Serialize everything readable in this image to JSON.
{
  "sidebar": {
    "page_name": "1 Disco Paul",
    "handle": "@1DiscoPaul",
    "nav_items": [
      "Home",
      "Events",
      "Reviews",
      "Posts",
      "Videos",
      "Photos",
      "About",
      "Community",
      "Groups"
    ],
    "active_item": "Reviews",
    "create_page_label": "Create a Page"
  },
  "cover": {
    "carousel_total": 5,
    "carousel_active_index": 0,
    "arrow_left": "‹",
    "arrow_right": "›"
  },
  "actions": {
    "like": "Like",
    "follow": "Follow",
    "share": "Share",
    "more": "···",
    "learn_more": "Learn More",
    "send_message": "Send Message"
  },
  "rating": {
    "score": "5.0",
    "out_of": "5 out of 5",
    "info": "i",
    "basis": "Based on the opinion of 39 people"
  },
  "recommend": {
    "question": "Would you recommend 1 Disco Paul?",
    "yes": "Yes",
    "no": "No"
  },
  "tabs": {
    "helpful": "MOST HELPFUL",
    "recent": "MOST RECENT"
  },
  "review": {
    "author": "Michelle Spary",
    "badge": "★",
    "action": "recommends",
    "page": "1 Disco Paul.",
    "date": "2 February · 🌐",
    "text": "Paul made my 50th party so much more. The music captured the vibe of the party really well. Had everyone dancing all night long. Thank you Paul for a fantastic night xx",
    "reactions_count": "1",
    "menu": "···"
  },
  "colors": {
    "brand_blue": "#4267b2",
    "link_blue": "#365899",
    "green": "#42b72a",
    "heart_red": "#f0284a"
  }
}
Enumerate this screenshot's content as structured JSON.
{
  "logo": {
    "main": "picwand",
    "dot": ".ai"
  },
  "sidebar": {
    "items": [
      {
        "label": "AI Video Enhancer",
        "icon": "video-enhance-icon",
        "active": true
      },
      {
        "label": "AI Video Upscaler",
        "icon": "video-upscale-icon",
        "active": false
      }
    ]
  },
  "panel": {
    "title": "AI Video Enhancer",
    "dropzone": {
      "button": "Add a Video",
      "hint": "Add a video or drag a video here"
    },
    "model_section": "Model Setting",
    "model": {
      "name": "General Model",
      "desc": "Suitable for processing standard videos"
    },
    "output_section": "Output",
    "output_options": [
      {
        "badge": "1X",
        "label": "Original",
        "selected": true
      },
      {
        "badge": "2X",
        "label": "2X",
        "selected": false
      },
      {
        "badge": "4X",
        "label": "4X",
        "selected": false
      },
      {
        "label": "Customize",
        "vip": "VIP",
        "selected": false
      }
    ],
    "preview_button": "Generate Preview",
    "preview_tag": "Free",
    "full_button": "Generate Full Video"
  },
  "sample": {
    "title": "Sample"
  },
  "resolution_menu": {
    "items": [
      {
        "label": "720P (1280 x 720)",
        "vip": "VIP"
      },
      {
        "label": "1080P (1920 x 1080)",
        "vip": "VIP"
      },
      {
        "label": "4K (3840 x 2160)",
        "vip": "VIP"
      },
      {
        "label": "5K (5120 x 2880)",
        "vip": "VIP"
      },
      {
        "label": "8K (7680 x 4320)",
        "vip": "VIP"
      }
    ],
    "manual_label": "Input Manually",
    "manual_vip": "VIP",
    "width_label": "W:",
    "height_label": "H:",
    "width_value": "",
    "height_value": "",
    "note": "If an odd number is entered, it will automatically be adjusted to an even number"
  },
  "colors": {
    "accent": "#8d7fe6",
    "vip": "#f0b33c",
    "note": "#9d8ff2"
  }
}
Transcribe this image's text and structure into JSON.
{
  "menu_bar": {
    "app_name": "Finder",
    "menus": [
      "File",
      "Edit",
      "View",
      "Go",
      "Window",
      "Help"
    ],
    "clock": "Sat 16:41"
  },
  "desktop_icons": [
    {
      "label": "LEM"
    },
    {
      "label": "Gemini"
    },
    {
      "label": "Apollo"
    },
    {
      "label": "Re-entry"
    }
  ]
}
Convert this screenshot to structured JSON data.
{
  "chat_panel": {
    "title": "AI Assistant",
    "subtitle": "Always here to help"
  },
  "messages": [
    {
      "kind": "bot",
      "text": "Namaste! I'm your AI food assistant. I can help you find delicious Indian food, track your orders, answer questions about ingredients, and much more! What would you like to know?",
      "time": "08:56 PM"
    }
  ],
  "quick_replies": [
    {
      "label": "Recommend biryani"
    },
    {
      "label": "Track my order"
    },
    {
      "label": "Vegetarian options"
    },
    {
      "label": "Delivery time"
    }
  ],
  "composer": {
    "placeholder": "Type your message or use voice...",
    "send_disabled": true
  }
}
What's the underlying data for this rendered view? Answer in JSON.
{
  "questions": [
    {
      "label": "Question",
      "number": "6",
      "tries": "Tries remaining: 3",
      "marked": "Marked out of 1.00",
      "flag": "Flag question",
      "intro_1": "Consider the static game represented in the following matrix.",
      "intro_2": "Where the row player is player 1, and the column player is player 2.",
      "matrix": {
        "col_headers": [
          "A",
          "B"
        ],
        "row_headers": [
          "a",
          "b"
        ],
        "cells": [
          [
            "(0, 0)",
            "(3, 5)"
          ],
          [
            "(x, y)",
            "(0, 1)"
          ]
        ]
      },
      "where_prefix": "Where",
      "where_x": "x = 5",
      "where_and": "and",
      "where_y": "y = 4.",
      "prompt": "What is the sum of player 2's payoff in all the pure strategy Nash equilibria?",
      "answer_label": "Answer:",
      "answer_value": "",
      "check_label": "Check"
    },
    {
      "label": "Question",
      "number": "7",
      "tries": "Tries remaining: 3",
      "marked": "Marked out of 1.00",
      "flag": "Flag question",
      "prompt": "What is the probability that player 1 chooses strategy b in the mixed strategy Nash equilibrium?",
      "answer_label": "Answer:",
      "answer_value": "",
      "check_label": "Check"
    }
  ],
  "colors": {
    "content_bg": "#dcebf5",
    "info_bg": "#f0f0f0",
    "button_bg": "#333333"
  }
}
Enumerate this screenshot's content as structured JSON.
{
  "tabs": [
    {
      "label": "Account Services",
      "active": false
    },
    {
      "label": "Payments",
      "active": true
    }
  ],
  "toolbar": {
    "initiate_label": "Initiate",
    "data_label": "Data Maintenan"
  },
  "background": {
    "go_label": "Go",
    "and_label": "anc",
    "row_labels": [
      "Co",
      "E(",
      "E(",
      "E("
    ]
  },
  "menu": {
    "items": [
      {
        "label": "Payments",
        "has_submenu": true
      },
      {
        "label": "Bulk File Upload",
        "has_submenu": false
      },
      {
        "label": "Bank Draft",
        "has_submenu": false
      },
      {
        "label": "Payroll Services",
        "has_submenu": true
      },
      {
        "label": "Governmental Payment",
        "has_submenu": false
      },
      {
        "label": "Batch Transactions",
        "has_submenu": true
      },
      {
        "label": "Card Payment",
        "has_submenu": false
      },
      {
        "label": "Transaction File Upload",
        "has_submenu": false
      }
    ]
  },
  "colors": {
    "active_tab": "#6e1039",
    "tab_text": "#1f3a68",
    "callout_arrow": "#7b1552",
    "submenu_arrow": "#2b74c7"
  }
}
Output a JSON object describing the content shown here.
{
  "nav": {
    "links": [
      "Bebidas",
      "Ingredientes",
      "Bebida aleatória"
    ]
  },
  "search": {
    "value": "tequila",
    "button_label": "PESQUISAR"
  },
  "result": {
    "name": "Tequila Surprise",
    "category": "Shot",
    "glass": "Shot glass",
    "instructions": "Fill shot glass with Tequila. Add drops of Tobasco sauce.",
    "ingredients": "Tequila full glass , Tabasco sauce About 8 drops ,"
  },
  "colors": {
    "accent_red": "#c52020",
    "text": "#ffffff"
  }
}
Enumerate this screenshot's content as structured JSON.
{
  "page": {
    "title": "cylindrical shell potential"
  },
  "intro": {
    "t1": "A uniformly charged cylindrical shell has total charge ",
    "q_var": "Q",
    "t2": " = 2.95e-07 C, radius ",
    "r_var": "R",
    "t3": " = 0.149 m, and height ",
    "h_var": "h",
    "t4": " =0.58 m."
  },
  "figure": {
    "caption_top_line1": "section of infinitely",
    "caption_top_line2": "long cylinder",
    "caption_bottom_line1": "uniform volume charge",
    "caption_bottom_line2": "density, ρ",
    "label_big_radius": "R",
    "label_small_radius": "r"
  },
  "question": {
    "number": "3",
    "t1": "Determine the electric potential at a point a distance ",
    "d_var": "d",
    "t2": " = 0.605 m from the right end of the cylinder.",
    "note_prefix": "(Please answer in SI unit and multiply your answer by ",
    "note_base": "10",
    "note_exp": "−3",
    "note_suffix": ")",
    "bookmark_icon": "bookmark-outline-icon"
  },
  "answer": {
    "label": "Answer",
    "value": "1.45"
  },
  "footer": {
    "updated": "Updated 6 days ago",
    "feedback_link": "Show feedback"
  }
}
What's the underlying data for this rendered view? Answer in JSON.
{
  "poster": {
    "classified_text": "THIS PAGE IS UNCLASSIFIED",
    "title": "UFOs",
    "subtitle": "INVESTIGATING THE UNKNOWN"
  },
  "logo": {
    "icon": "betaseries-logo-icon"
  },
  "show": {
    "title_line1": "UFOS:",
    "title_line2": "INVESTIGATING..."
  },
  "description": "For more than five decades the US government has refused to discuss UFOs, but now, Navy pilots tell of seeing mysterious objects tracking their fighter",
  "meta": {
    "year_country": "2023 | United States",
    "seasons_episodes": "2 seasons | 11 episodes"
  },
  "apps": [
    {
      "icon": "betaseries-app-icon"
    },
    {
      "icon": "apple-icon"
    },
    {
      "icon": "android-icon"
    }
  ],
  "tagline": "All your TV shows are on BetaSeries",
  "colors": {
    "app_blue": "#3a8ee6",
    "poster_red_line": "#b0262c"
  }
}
• • • • •
### Exercise brief
Gather each line from the listing above that holds "much".

### Problem solution
    "text": "Paul made my 50th party so much more. The music captured the vibe of the party really well. Had everyone dancing all night long. Thank you Paul for a fantastic night xx",
      "text": "Namaste! I'm your AI food assistant. I can help you find delicious Indian food, track your orders, answer questions about ingredients, and much more! What would you like to know?",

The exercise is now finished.